• [The task]
Set down the full listing exactly as given. Any pictures are to be left out.

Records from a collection
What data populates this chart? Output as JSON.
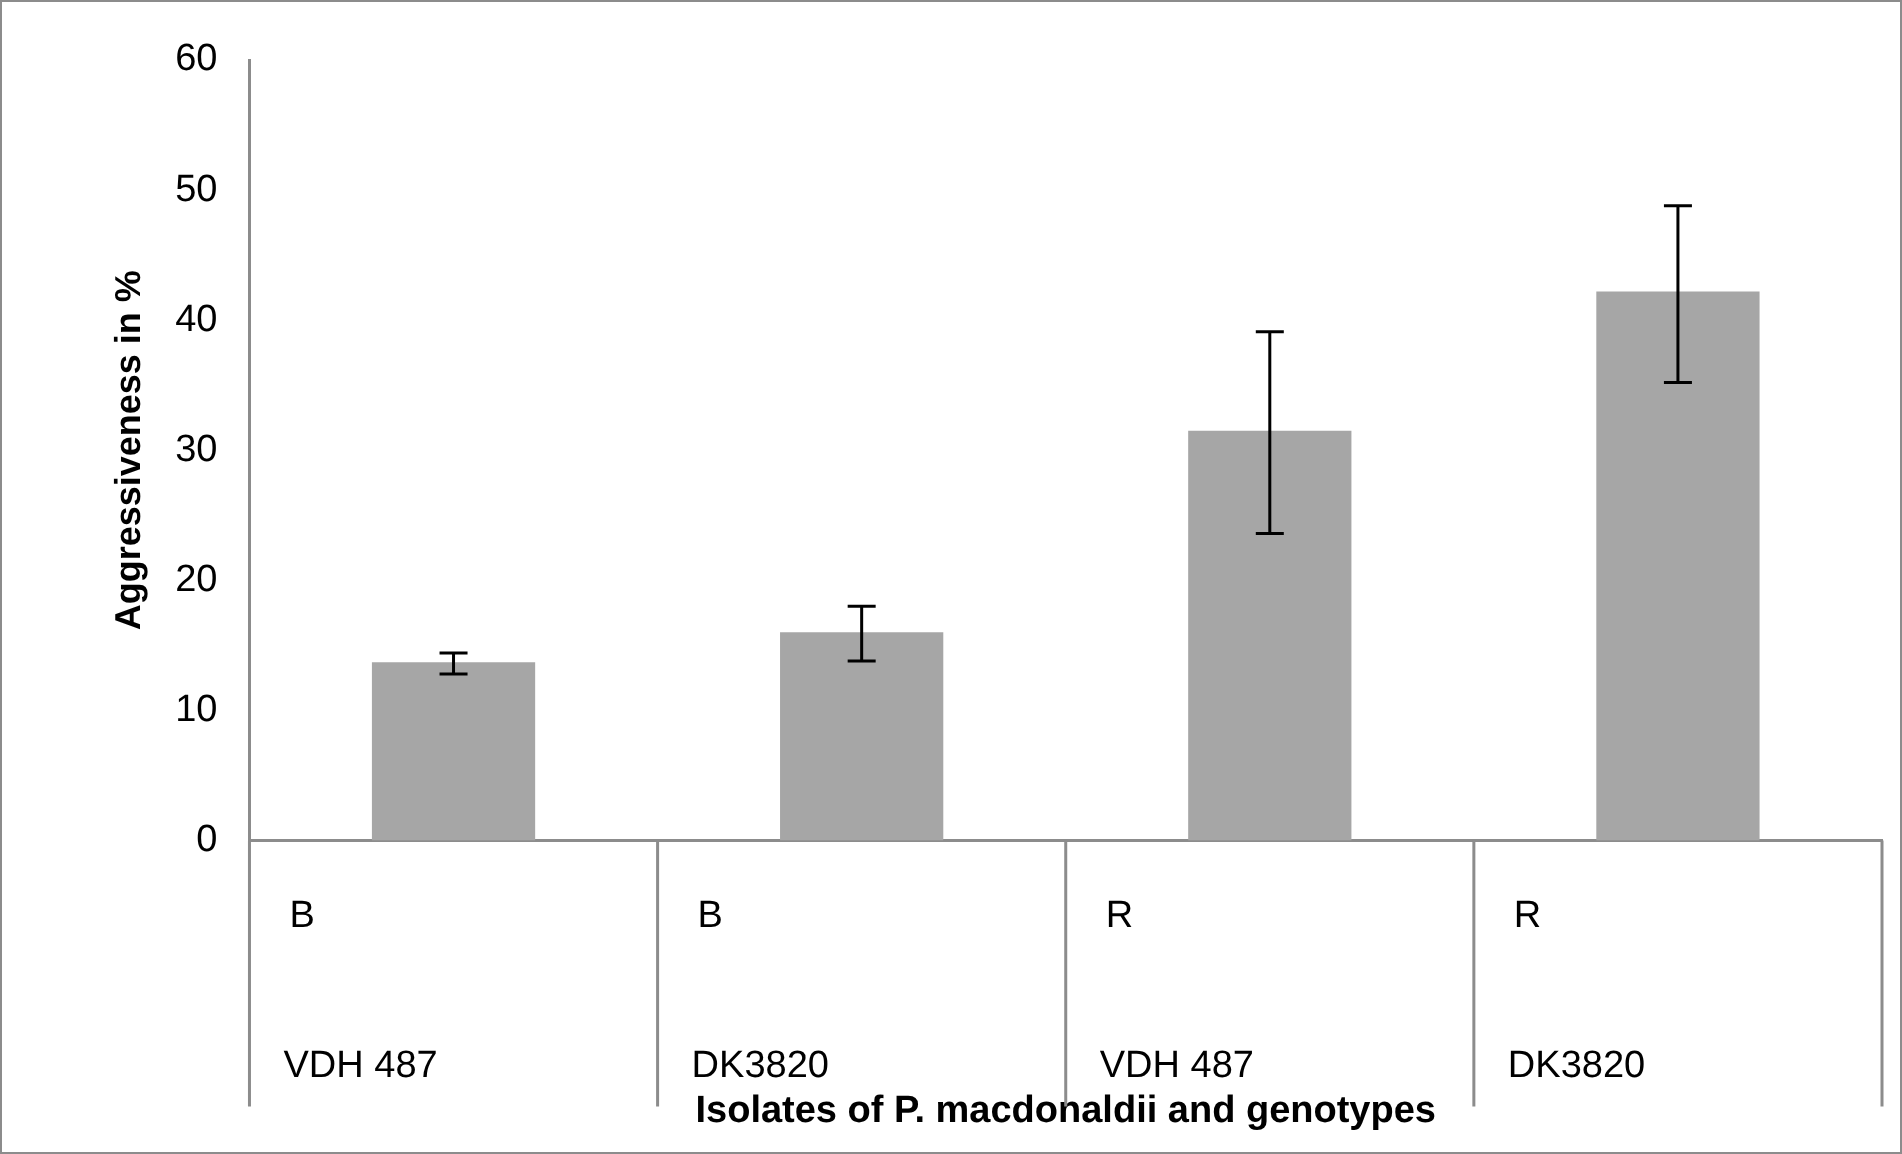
{
  "chart_data": {
    "type": "bar",
    "xlabel": "Isolates of P. macdonaldii and genotypes",
    "ylabel": "Aggressiveness in %",
    "categories": [
      "VDH 487",
      "DK3820",
      "VDH 487",
      "DK3820"
    ],
    "values": [
      13.7,
      16.0,
      31.5,
      42.2
    ],
    "errors": [
      [
        12.8,
        14.4
      ],
      [
        13.8,
        18.0
      ],
      [
        23.6,
        39.1
      ],
      [
        35.2,
        48.8
      ]
    ],
    "annotations": [
      "B",
      "B",
      "R",
      "R"
    ],
    "color": "#a6a6a6",
    "ylim": [
      0,
      60
    ],
    "yticks": [
      0,
      10,
      20,
      30,
      40,
      50,
      60
    ],
    "grid": false,
    "legend": false
  }
}
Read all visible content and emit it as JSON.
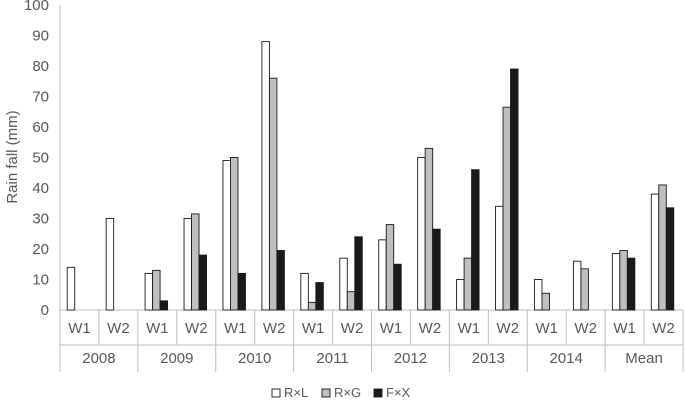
{
  "chart_data": {
    "type": "bar",
    "ylabel": "Rain fall (mm)",
    "ylim": [
      0,
      100
    ],
    "yticks": [
      0,
      10,
      20,
      30,
      40,
      50,
      60,
      70,
      80,
      90,
      100
    ],
    "groups": [
      "2008",
      "2009",
      "2010",
      "2011",
      "2012",
      "2013",
      "2014",
      "Mean"
    ],
    "subcategories": [
      "W1",
      "W2"
    ],
    "categories": [
      "2008 W1",
      "2008 W2",
      "2009 W1",
      "2009 W2",
      "2010 W1",
      "2010 W2",
      "2011 W1",
      "2011 W2",
      "2012 W1",
      "2012 W2",
      "2013 W1",
      "2013 W2",
      "2014 W1",
      "2014 W2",
      "Mean W1",
      "Mean W2"
    ],
    "series": [
      {
        "name": "R×L",
        "color": "#ffffff",
        "values": [
          14,
          30,
          12,
          30,
          49,
          88,
          12,
          17,
          23,
          50,
          10,
          34,
          10,
          16,
          18.5,
          38
        ]
      },
      {
        "name": "R×G",
        "color": "#bfbfbf",
        "values": [
          null,
          null,
          13,
          31.5,
          50,
          76,
          2.5,
          6,
          28,
          53,
          17,
          66.5,
          5.5,
          13.5,
          19.5,
          41
        ]
      },
      {
        "name": "F×X",
        "color": "#1a1a1a",
        "values": [
          null,
          null,
          3,
          18,
          12,
          19.5,
          9,
          24,
          15,
          26.5,
          46,
          79,
          null,
          null,
          17,
          33.5
        ]
      }
    ],
    "grid": false,
    "legend_position": "bottom"
  }
}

• [Written answer]
What data populates this chart? Output as JSON.
{
  "chart_data": {
    "type": "bar",
    "xlabel": "Isolates of P. macdonaldii and genotypes",
    "ylabel": "Aggressiveness in %",
    "categories": [
      "VDH 487",
      "DK3820",
      "VDH 487",
      "DK3820"
    ],
    "values": [
      13.7,
      16.0,
      31.5,
      42.2
    ],
    "errors": [
      [
        12.8,
        14.4
      ],
      [
        13.8,
        18.0
      ],
      [
        23.6,
        39.1
      ],
      [
        35.2,
        48.8
      ]
    ],
    "annotations": [
      "B",
      "B",
      "R",
      "R"
    ],
    "color": "#a6a6a6",
    "ylim": [
      0,
      60
    ],
    "yticks": [
      0,
      10,
      20,
      30,
      40,
      50,
      60
    ],
    "grid": false,
    "legend": false
  }
}
Read all visible content and emit it as JSON.
{
  "chart_data": {
    "type": "bar",
    "ylabel": "Rain fall (mm)",
    "ylim": [
      0,
      100
    ],
    "yticks": [
      0,
      10,
      20,
      30,
      40,
      50,
      60,
      70,
      80,
      90,
      100
    ],
    "groups": [
      "2008",
      "2009",
      "2010",
      "2011",
      "2012",
      "2013",
      "2014",
      "Mean"
    ],
    "subcategories": [
      "W1",
      "W2"
    ],
    "categories": [
      "2008 W1",
      "2008 W2",
      "2009 W1",
      "2009 W2",
      "2010 W1",
      "2010 W2",
      "2011 W1",
      "2011 W2",
      "2012 W1",
      "2012 W2",
      "2013 W1",
      "2013 W2",
      "2014 W1",
      "2014 W2",
      "Mean W1",
      "Mean W2"
    ],
    "series": [
      {
        "name": "R×L",
        "color": "#ffffff",
        "values": [
          14,
          30,
          12,
          30,
          49,
          88,
          12,
          17,
          23,
          50,
          10,
          34,
          10,
          16,
          18.5,
          38
        ]
      },
      {
        "name": "R×G",
        "color": "#bfbfbf",
        "values": [
          null,
          null,
          13,
          31.5,
          50,
          76,
          2.5,
          6,
          28,
          53,
          17,
          66.5,
          5.5,
          13.5,
          19.5,
          41
        ]
      },
      {
        "name": "F×X",
        "color": "#1a1a1a",
        "values": [
          null,
          null,
          3,
          18,
          12,
          19.5,
          9,
          24,
          15,
          26.5,
          46,
          79,
          null,
          null,
          17,
          33.5
        ]
      }
    ],
    "grid": false,
    "legend_position": "bottom"
  }
}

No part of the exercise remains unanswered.